Exercise material =>
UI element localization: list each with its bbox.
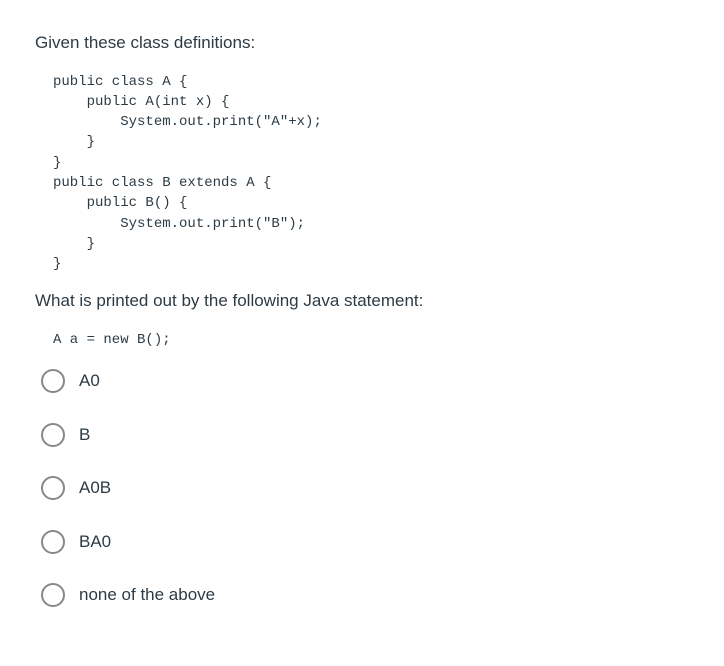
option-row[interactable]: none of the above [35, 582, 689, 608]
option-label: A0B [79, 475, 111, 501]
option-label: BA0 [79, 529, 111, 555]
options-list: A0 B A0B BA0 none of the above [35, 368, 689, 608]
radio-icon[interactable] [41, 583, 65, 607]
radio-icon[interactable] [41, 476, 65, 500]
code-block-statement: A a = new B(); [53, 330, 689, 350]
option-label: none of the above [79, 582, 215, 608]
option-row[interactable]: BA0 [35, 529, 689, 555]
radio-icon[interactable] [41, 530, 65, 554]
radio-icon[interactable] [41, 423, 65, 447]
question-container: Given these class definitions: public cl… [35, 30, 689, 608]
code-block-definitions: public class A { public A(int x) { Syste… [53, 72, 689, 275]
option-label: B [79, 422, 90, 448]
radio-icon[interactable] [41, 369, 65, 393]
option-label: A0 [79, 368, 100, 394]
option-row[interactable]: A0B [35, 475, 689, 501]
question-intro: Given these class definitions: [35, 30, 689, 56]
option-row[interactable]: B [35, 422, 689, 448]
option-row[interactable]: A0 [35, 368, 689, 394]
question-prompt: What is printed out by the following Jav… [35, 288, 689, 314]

---

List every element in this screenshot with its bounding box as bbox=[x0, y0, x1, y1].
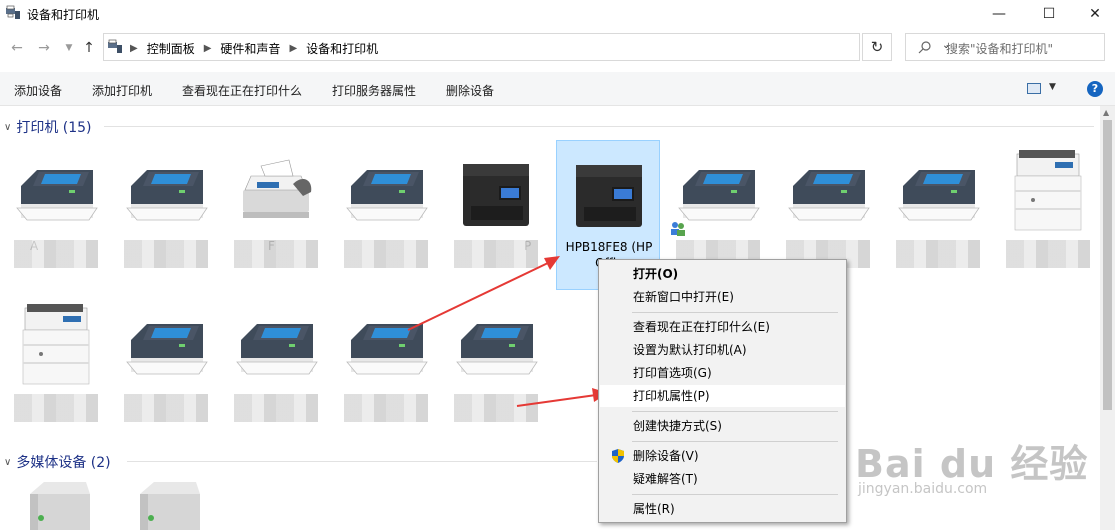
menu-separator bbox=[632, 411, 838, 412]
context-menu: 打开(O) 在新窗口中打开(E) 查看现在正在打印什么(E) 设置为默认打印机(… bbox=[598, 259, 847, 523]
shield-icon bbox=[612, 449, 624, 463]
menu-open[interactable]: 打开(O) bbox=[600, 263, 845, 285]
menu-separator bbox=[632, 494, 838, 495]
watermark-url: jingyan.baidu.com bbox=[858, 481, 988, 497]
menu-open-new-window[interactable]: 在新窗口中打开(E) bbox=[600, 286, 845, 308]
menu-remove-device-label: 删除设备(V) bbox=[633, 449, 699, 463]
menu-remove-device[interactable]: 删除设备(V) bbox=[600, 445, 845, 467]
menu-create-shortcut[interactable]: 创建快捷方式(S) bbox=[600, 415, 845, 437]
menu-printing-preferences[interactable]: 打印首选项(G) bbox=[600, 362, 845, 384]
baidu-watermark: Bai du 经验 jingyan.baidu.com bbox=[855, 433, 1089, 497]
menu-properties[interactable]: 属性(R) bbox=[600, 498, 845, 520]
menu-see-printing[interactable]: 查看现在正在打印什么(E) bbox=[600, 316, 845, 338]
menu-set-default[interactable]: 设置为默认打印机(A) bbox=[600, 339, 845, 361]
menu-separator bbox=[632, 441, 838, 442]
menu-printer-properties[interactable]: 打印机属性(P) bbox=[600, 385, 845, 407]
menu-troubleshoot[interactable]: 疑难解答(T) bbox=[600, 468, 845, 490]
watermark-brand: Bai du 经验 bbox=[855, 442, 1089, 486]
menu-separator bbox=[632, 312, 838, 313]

Work instructions =>
Write out the lines beginning at the line containing "List every element" and stopping after the line containing "menu-separator bbox=[632, 312, 838, 313]", with both ends included and the pictures left out.

Result of this task =>
List every element in this screenshot with its bounding box as bbox=[x0, y0, x1, y1].
menu-separator bbox=[632, 411, 838, 412]
context-menu: 打开(O) 在新窗口中打开(E) 查看现在正在打印什么(E) 设置为默认打印机(… bbox=[598, 259, 847, 523]
shield-icon bbox=[612, 449, 624, 463]
menu-open[interactable]: 打开(O) bbox=[600, 263, 845, 285]
menu-separator bbox=[632, 494, 838, 495]
watermark-url: jingyan.baidu.com bbox=[858, 481, 988, 497]
menu-open-new-window[interactable]: 在新窗口中打开(E) bbox=[600, 286, 845, 308]
menu-remove-device-label: 删除设备(V) bbox=[633, 449, 699, 463]
menu-remove-device[interactable]: 删除设备(V) bbox=[600, 445, 845, 467]
menu-create-shortcut[interactable]: 创建快捷方式(S) bbox=[600, 415, 845, 437]
menu-printing-preferences[interactable]: 打印首选项(G) bbox=[600, 362, 845, 384]
baidu-watermark: Bai du 经验 jingyan.baidu.com bbox=[855, 433, 1089, 497]
menu-properties[interactable]: 属性(R) bbox=[600, 498, 845, 520]
menu-see-printing[interactable]: 查看现在正在打印什么(E) bbox=[600, 316, 845, 338]
menu-set-default[interactable]: 设置为默认打印机(A) bbox=[600, 339, 845, 361]
menu-separator bbox=[632, 441, 838, 442]
menu-printer-properties[interactable]: 打印机属性(P) bbox=[600, 385, 845, 407]
menu-troubleshoot[interactable]: 疑难解答(T) bbox=[600, 468, 845, 490]
watermark-brand: Bai du 经验 bbox=[855, 442, 1089, 486]
menu-separator bbox=[632, 312, 838, 313]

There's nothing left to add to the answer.